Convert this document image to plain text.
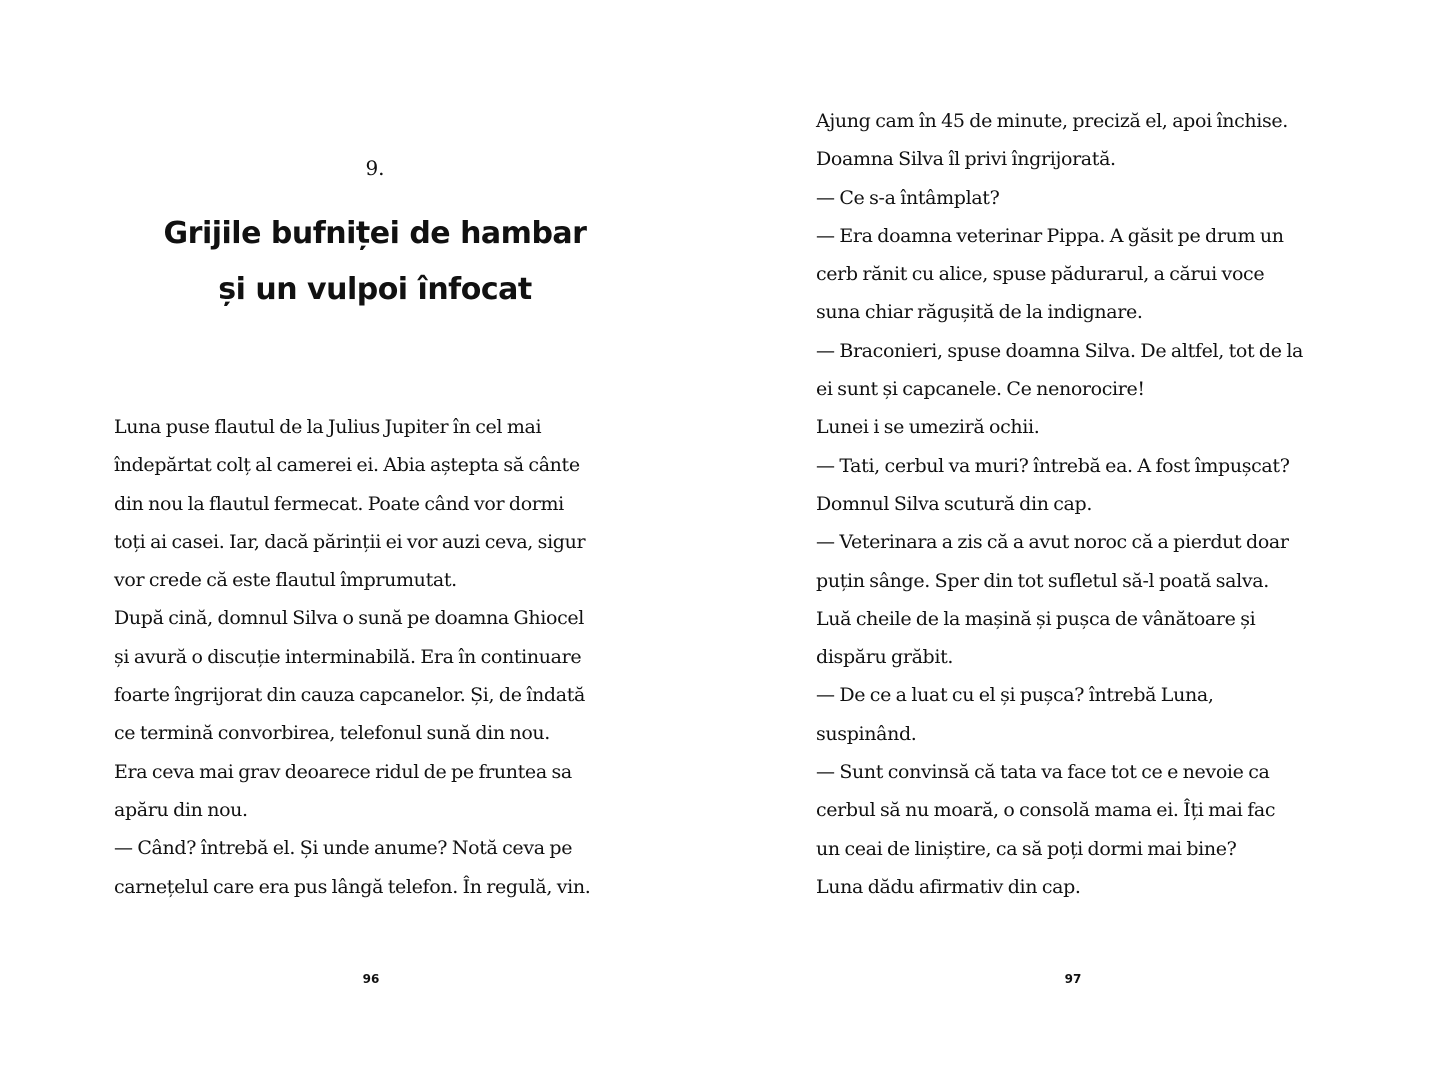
9.
Grijile bufniței de hambar
și un vulpoi înfocat
Luna puse flautul de la Julius Jupiter în cel mai
îndepărtat colț al camerei ei. Abia aștepta să cânte
din nou la flautul fermecat. Poate când vor dormi
toți ai casei. Iar, dacă părinții ei vor auzi ceva, sigur
vor crede că este flautul împrumutat.
După cină, domnul Silva o sună pe doamna Ghiocel
și avură o discuție interminabilă. Era în continuare
foarte îngrijorat din cauza capcanelor. Și, de îndată
ce termină convorbirea, telefonul sună din nou.
Era ceva mai grav deoarece ridul de pe fruntea sa
apăru din nou.
— Când? întrebă el. Și unde anume? Notă ceva pe
carnețelul care era pus lângă telefon. În regulă, vin.
96
Ajung cam în 45 de minute, preciză el, apoi închise.
Doamna Silva îl privi îngrijorată.
— Ce s-a întâmplat?
— Era doamna veterinar Pippa. A găsit pe drum un
cerb rănit cu alice, spuse pădurarul, a cărui voce
suna chiar răgușită de la indignare.
— Braconieri, spuse doamna Silva. De altfel, tot de la
ei sunt și capcanele. Ce nenorocire!
Lunei i se umeziră ochii.
— Tati, cerbul va muri? întrebă ea. A fost împușcat?
Domnul Silva scutură din cap.
— Veterinara a zis că a avut noroc că a pierdut doar
puțin sânge. Sper din tot sufletul să-l poată salva.
Luă cheile de la mașină și pușca de vânătoare și
dispăru grăbit.
— De ce a luat cu el și pușca? întrebă Luna,
suspinând.
— Sunt convinsă că tata va face tot ce e nevoie ca
cerbul să nu moară, o consolă mama ei. Îți mai fac
un ceai de liniștire, ca să poți dormi mai bine?
Luna dădu afirmativ din cap.
97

++++++++++

Given problem: Show each line holding the word "ceva".

Response:
toți ai casei. Iar, dacă părinții ei vor auzi ceva, sigur
Era ceva mai grav deoarece ridul de pe fruntea sa
— Când? întrebă el. Și unde anume? Notă ceva pe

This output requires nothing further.